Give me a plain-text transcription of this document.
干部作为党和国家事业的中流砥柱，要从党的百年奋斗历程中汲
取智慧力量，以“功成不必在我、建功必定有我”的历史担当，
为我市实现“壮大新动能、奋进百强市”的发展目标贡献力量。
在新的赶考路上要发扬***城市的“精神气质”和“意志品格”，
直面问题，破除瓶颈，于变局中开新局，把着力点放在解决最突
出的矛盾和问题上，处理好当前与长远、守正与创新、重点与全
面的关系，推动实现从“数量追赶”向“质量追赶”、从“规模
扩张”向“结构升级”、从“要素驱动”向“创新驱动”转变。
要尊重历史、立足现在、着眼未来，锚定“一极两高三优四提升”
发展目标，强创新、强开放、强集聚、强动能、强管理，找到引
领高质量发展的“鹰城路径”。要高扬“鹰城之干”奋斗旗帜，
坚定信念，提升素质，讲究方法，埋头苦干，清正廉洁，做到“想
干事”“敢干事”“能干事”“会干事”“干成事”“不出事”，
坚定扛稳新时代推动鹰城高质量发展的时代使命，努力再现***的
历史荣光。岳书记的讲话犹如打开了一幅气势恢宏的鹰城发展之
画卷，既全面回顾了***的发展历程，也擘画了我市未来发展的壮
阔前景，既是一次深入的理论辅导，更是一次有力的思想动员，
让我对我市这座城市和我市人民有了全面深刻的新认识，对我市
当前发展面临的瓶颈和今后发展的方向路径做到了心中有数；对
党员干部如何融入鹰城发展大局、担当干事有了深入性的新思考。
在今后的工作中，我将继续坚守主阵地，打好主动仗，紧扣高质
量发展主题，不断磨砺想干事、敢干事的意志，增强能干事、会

┄┄┄┄┄┄┄┄┄┄

TASK TO COMPLETE = Output the records above in their entirety, exactly.

FULL ANSWER =
Give me a plain-text transcription of this document.
干部作为党和国家事业的中流砥柱，要从党的百年奋斗历程中汲
取智慧力量，以“功成不必在我、建功必定有我”的历史担当，
为我市实现“壮大新动能、奋进百强市”的发展目标贡献力量。
在新的赶考路上要发扬***城市的“精神气质”和“意志品格”，
直面问题，破除瓶颈，于变局中开新局，把着力点放在解决最突
出的矛盾和问题上，处理好当前与长远、守正与创新、重点与全
面的关系，推动实现从“数量追赶”向“质量追赶”、从“规模
扩张”向“结构升级”、从“要素驱动”向“创新驱动”转变。
要尊重历史、立足现在、着眼未来，锚定“一极两高三优四提升”
发展目标，强创新、强开放、强集聚、强动能、强管理，找到引
领高质量发展的“鹰城路径”。要高扬“鹰城之干”奋斗旗帜，
坚定信念，提升素质，讲究方法，埋头苦干，清正廉洁，做到“想
干事”“敢干事”“能干事”“会干事”“干成事”“不出事”，
坚定扛稳新时代推动鹰城高质量发展的时代使命，努力再现***的
历史荣光。岳书记的讲话犹如打开了一幅气势恢宏的鹰城发展之
画卷，既全面回顾了***的发展历程，也擘画了我市未来发展的壮
阔前景，既是一次深入的理论辅导，更是一次有力的思想动员，
让我对我市这座城市和我市人民有了全面深刻的新认识，对我市
当前发展面临的瓶颈和今后发展的方向路径做到了心中有数；对
党员干部如何融入鹰城发展大局、担当干事有了深入性的新思考。
在今后的工作中，我将继续坚守主阵地，打好主动仗，紧扣高质
量发展主题，不断磨砺想干事、敢干事的意志，增强能干事、会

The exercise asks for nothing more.